• Written task: Identify, in the records below, every line where the string "They" appears, and copy each such line.
====== Given records ======
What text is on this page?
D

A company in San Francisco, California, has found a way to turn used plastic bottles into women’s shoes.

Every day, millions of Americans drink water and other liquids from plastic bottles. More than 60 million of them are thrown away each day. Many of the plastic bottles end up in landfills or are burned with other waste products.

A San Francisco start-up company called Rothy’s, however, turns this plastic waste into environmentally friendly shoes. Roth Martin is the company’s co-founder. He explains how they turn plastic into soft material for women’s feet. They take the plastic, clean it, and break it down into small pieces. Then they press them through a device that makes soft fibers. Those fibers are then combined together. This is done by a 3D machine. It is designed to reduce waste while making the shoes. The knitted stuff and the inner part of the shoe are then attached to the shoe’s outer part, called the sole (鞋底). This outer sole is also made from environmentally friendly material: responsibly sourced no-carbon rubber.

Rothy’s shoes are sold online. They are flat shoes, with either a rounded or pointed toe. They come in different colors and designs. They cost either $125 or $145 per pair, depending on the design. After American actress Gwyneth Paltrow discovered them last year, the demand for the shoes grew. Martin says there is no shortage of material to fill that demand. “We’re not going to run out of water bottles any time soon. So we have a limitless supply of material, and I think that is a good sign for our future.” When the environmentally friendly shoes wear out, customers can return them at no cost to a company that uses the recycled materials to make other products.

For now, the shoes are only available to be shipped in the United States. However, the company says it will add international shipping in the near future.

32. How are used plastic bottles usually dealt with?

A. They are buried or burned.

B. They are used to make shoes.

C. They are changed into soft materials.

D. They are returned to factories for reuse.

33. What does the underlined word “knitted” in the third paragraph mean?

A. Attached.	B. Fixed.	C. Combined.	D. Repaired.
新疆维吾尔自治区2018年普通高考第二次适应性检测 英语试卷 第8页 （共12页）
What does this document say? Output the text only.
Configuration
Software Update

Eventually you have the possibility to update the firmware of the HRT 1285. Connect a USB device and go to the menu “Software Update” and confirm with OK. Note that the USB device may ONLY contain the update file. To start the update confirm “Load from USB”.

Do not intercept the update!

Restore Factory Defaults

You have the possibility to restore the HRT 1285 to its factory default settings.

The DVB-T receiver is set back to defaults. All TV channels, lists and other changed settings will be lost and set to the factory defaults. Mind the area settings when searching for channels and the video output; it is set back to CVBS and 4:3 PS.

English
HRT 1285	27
======
• Exercise output:
A San Francisco start-up company called Rothy’s, however, turns this plastic waste into environmentally friendly shoes. Roth Martin is the company’s co-founder. He explains how they turn plastic into soft material for women’s feet. They take the plastic, clean it, and break it down into small pieces. Then they press them through a device that makes soft fibers. Those fibers are then combined together. This is done by a 3D machine. It is designed to reduce waste while making the shoes. The knitted stuff and the inner part of the shoe are then attached to the shoe’s outer part, called the sole (鞋底). This outer sole is also made from environmentally friendly material: responsibly sourced no-carbon rubber.
Rothy’s shoes are sold online. They are flat shoes, with either a rounded or pointed toe. They come in different colors and designs. They cost either $125 or $145 per pair, depending on the design. After American actress Gwyneth Paltrow discovered them last year, the demand for the shoes grew. Martin says there is no shortage of material to fill that demand. “We’re not going to run out of water bottles any time soon. So we have a limitless supply of material, and I think that is a good sign for our future.” When the environmentally friendly shoes wear out, customers can return them at no cost to a company that uses the recycled materials to make other products.
A. They are buried or burned.
B. They are used to make shoes.
C. They are changed into soft materials.
D. They are returned to factories for reuse.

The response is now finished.